* [Requirements]: Could you print every record below exactly as it appears?

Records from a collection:
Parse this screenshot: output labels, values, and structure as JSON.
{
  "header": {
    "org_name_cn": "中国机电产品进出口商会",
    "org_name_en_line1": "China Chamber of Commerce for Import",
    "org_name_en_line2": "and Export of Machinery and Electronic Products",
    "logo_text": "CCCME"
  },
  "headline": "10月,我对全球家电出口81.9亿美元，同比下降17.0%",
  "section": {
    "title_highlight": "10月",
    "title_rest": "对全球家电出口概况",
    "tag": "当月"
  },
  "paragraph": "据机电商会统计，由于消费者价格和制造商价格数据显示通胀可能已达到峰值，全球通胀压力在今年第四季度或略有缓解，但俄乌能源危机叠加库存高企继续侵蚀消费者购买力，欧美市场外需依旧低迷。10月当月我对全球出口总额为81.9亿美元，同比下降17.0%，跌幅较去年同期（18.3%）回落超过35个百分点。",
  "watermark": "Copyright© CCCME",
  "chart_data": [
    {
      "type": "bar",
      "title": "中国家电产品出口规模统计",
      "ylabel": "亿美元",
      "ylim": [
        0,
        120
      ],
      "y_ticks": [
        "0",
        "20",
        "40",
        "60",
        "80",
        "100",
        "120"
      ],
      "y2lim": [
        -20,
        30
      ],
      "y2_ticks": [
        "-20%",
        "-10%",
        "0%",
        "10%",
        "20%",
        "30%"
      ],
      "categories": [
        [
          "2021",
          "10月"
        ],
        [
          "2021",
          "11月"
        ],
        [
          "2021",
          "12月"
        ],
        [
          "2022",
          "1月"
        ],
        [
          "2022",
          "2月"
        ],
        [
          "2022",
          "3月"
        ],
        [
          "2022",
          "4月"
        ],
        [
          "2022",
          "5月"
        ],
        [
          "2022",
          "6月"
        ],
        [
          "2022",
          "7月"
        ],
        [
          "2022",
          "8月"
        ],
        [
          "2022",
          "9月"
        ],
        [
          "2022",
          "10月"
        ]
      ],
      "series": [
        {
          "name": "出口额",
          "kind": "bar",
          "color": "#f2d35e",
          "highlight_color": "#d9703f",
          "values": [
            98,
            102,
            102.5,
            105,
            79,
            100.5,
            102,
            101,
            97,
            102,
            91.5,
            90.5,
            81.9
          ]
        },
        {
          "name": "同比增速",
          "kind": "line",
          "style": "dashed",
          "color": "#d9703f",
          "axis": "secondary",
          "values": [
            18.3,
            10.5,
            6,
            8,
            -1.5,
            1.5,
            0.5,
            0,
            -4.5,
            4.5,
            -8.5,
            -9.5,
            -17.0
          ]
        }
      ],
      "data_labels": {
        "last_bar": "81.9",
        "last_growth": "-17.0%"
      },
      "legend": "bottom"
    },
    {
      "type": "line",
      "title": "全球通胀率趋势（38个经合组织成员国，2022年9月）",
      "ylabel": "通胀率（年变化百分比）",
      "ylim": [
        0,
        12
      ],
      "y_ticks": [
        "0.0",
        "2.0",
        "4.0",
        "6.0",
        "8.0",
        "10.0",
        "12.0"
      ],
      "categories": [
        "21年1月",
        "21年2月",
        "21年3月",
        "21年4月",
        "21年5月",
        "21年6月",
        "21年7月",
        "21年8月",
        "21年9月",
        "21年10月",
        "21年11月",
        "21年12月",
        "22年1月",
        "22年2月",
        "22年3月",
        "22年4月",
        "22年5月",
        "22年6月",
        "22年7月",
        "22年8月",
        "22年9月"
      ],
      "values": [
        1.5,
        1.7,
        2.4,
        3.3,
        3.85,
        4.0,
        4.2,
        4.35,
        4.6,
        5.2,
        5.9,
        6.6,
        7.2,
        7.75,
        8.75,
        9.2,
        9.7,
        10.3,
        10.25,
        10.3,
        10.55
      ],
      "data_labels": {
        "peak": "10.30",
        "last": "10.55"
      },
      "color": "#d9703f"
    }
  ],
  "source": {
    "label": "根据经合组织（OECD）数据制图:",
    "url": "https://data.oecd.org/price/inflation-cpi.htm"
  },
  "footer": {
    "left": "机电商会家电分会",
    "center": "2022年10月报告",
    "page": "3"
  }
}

* [Written answer]:
Parse this screenshot: output labels, values, and structure as JSON.
{
  "header": {
    "org_name_cn": "中国机电产品进出口商会",
    "org_name_en_line1": "China Chamber of Commerce for Import",
    "org_name_en_line2": "and Export of Machinery and Electronic Products",
    "logo_text": "CCCME"
  },
  "headline": "10月,我对全球家电出口81.9亿美元，同比下降17.0%",
  "section": {
    "title_highlight": "10月",
    "title_rest": "对全球家电出口概况",
    "tag": "当月"
  },
  "paragraph": "据机电商会统计，由于消费者价格和制造商价格数据显示通胀可能已达到峰值，全球通胀压力在今年第四季度或略有缓解，但俄乌能源危机叠加库存高企继续侵蚀消费者购买力，欧美市场外需依旧低迷。10月当月我对全球出口总额为81.9亿美元，同比下降17.0%，跌幅较去年同期（18.3%）回落超过35个百分点。",
  "watermark": "Copyright© CCCME",
  "chart_data": [
    {
      "type": "bar",
      "title": "中国家电产品出口规模统计",
      "ylabel": "亿美元",
      "ylim": [
        0,
        120
      ],
      "y_ticks": [
        "0",
        "20",
        "40",
        "60",
        "80",
        "100",
        "120"
      ],
      "y2lim": [
        -20,
        30
      ],
      "y2_ticks": [
        "-20%",
        "-10%",
        "0%",
        "10%",
        "20%",
        "30%"
      ],
      "categories": [
        [
          "2021",
          "10月"
        ],
        [
          "2021",
          "11月"
        ],
        [
          "2021",
          "12月"
        ],
        [
          "2022",
          "1月"
        ],
        [
          "2022",
          "2月"
        ],
        [
          "2022",
          "3月"
        ],
        [
          "2022",
          "4月"
        ],
        [
          "2022",
          "5月"
        ],
        [
          "2022",
          "6月"
        ],
        [
          "2022",
          "7月"
        ],
        [
          "2022",
          "8月"
        ],
        [
          "2022",
          "9月"
        ],
        [
          "2022",
          "10月"
        ]
      ],
      "series": [
        {
          "name": "出口额",
          "kind": "bar",
          "color": "#f2d35e",
          "highlight_color": "#d9703f",
          "values": [
            98,
            102,
            102.5,
            105,
            79,
            100.5,
            102,
            101,
            97,
            102,
            91.5,
            90.5,
            81.9
          ]
        },
        {
          "name": "同比增速",
          "kind": "line",
          "style": "dashed",
          "color": "#d9703f",
          "axis": "secondary",
          "values": [
            18.3,
            10.5,
            6,
            8,
            -1.5,
            1.5,
            0.5,
            0,
            -4.5,
            4.5,
            -8.5,
            -9.5,
            -17.0
          ]
        }
      ],
      "data_labels": {
        "last_bar": "81.9",
        "last_growth": "-17.0%"
      },
      "legend": "bottom"
    },
    {
      "type": "line",
      "title": "全球通胀率趋势（38个经合组织成员国，2022年9月）",
      "ylabel": "通胀率（年变化百分比）",
      "ylim": [
        0,
        12
      ],
      "y_ticks": [
        "0.0",
        "2.0",
        "4.0",
        "6.0",
        "8.0",
        "10.0",
        "12.0"
      ],
      "categories": [
        "21年1月",
        "21年2月",
        "21年3月",
        "21年4月",
        "21年5月",
        "21年6月",
        "21年7月",
        "21年8月",
        "21年9月",
        "21年10月",
        "21年11月",
        "21年12月",
        "22年1月",
        "22年2月",
        "22年3月",
        "22年4月",
        "22年5月",
        "22年6月",
        "22年7月",
        "22年8月",
        "22年9月"
      ],
      "values": [
        1.5,
        1.7,
        2.4,
        3.3,
        3.85,
        4.0,
        4.2,
        4.35,
        4.6,
        5.2,
        5.9,
        6.6,
        7.2,
        7.75,
        8.75,
        9.2,
        9.7,
        10.3,
        10.25,
        10.3,
        10.55
      ],
      "data_labels": {
        "peak": "10.30",
        "last": "10.55"
      },
      "color": "#d9703f"
    }
  ],
  "source": {
    "label": "根据经合组织（OECD）数据制图:",
    "url": "https://data.oecd.org/price/inflation-cpi.htm"
  },
  "footer": {
    "left": "机电商会家电分会",
    "center": "2022年10月报告",
    "page": "3"
  }
}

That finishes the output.